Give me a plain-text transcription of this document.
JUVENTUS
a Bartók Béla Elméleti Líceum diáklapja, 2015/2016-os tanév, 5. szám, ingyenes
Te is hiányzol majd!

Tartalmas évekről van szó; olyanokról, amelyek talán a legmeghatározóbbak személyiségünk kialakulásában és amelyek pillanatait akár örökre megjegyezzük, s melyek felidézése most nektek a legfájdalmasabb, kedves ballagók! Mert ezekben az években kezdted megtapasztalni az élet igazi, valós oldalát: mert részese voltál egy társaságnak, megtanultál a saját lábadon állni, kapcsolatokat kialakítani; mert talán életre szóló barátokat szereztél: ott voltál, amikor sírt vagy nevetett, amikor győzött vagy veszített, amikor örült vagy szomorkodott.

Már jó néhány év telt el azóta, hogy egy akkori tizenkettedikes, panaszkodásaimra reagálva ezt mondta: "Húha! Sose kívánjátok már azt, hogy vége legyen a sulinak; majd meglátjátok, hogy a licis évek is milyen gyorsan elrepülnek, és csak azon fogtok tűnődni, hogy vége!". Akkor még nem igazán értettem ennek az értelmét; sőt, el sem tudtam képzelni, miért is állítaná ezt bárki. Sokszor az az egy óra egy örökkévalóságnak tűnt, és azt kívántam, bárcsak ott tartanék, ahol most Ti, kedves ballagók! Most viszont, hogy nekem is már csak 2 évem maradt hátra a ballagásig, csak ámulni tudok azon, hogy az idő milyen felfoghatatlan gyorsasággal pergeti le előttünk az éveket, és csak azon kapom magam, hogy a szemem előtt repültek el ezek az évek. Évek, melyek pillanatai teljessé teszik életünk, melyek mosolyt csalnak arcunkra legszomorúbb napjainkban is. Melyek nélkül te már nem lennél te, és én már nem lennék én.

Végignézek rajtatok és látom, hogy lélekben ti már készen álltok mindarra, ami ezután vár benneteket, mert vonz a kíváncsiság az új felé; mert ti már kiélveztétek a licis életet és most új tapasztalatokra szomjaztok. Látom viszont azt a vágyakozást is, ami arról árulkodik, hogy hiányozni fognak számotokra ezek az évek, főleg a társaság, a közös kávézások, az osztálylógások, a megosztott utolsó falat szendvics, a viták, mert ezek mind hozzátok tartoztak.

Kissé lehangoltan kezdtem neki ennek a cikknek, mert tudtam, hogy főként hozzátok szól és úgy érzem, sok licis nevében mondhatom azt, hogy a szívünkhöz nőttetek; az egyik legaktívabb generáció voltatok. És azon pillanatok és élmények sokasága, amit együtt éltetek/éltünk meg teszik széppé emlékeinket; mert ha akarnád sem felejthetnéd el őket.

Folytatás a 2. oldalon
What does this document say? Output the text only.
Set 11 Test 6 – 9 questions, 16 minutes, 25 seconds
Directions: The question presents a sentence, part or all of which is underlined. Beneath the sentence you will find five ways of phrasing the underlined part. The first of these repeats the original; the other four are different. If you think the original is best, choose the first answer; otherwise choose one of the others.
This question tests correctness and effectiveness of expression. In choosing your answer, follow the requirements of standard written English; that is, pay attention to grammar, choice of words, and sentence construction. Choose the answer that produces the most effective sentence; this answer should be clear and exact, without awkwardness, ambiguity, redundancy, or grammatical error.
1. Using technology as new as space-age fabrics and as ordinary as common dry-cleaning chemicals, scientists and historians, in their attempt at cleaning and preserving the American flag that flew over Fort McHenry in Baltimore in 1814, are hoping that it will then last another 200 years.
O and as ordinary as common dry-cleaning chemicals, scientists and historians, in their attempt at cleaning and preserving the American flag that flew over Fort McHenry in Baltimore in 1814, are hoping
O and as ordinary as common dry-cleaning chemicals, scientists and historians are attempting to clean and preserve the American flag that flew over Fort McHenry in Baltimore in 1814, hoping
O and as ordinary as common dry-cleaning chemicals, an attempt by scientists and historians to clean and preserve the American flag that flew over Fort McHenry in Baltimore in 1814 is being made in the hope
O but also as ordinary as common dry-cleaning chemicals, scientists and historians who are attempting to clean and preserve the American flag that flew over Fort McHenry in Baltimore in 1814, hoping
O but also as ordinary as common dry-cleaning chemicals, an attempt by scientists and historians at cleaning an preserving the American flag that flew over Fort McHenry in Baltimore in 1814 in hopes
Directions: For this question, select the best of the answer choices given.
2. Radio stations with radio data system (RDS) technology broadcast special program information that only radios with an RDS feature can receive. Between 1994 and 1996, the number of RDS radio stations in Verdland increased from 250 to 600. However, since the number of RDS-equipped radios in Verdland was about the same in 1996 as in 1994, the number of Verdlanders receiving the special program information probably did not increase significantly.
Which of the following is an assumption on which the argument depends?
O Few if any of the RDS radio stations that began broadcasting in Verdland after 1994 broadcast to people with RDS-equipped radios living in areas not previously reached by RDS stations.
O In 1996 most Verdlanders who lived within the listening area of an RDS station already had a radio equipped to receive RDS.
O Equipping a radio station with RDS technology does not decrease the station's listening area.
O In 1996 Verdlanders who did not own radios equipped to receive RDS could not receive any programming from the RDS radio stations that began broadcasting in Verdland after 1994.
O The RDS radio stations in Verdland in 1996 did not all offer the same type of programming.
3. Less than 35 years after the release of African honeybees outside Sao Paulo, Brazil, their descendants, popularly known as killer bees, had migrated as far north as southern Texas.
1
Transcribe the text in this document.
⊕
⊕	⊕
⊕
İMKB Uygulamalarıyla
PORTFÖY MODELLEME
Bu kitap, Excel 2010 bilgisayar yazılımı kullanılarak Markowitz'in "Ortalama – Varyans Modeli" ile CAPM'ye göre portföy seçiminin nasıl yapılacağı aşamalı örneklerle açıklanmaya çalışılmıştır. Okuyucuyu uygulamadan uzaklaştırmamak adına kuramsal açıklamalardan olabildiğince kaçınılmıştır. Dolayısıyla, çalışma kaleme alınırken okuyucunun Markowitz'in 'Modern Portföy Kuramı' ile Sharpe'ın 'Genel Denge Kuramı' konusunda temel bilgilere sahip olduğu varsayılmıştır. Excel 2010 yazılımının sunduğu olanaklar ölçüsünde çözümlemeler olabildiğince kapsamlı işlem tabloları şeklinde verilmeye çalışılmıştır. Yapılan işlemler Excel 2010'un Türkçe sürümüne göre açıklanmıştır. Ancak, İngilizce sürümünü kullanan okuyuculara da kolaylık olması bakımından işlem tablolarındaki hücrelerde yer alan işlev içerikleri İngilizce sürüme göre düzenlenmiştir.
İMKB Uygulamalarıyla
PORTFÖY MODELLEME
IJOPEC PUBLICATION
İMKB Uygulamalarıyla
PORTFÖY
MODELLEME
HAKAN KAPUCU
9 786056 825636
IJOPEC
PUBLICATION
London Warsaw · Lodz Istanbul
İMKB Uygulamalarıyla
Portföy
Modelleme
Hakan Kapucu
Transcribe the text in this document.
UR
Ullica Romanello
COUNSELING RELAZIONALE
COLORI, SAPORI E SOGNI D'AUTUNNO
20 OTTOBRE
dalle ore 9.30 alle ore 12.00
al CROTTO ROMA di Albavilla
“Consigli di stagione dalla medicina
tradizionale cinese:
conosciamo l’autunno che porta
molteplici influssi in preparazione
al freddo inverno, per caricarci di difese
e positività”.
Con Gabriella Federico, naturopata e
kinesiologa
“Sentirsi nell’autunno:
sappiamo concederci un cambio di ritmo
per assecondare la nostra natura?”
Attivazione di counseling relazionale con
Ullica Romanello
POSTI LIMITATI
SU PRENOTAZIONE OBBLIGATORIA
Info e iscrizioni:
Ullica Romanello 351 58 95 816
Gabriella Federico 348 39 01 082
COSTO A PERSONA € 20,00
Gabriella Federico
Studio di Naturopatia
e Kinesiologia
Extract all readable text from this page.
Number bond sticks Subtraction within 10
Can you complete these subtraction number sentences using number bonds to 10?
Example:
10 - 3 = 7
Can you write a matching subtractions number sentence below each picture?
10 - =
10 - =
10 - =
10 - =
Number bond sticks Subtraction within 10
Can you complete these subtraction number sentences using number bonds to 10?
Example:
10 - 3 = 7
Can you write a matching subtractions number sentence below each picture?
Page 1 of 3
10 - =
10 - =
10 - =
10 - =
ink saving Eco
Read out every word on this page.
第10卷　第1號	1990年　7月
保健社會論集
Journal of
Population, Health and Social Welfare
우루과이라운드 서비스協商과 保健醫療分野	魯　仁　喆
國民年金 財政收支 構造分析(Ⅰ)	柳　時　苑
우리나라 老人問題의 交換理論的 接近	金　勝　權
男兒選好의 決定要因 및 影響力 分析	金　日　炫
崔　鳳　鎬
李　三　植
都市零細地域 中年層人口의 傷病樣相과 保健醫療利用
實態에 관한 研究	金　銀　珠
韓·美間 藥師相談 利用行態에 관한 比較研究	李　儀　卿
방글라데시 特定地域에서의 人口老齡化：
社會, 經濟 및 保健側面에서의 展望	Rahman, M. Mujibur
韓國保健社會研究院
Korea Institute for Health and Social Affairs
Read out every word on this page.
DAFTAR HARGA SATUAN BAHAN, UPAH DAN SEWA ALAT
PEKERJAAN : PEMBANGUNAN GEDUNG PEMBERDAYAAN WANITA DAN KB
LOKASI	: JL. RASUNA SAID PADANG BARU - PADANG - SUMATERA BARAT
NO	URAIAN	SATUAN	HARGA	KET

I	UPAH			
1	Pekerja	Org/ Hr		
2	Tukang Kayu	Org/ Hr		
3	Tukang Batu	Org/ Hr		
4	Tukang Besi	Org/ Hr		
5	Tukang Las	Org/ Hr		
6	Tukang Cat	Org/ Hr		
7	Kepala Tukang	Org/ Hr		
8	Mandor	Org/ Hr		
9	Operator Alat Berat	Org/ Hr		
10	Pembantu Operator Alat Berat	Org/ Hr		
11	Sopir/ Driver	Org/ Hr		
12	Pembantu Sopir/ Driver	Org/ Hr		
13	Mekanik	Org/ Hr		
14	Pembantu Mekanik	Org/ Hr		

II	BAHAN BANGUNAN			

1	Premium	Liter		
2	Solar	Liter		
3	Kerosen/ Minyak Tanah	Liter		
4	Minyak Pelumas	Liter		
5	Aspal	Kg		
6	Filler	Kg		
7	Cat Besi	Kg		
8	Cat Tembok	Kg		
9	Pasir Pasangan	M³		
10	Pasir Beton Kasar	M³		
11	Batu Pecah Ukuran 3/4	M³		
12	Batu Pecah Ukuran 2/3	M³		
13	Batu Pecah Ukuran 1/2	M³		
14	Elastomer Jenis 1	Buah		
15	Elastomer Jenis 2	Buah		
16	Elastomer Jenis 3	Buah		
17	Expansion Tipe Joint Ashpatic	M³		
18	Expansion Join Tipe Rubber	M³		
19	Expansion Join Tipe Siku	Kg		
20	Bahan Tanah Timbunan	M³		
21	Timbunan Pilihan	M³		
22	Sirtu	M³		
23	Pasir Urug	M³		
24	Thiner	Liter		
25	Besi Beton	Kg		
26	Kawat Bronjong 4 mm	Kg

» **Task requirements**: Identify every line above with the string "which" in it. Copy those lines.

» **Full output**:
Directions: The question presents a sentence, part or all of which is underlined. Beneath the sentence you will find five ways of phrasing the underlined part. The first of these repeats the original; the other four are different. If you think the original is best, choose the first answer; otherwise choose one of the others.
Which of the following is an assumption on which the argument depends?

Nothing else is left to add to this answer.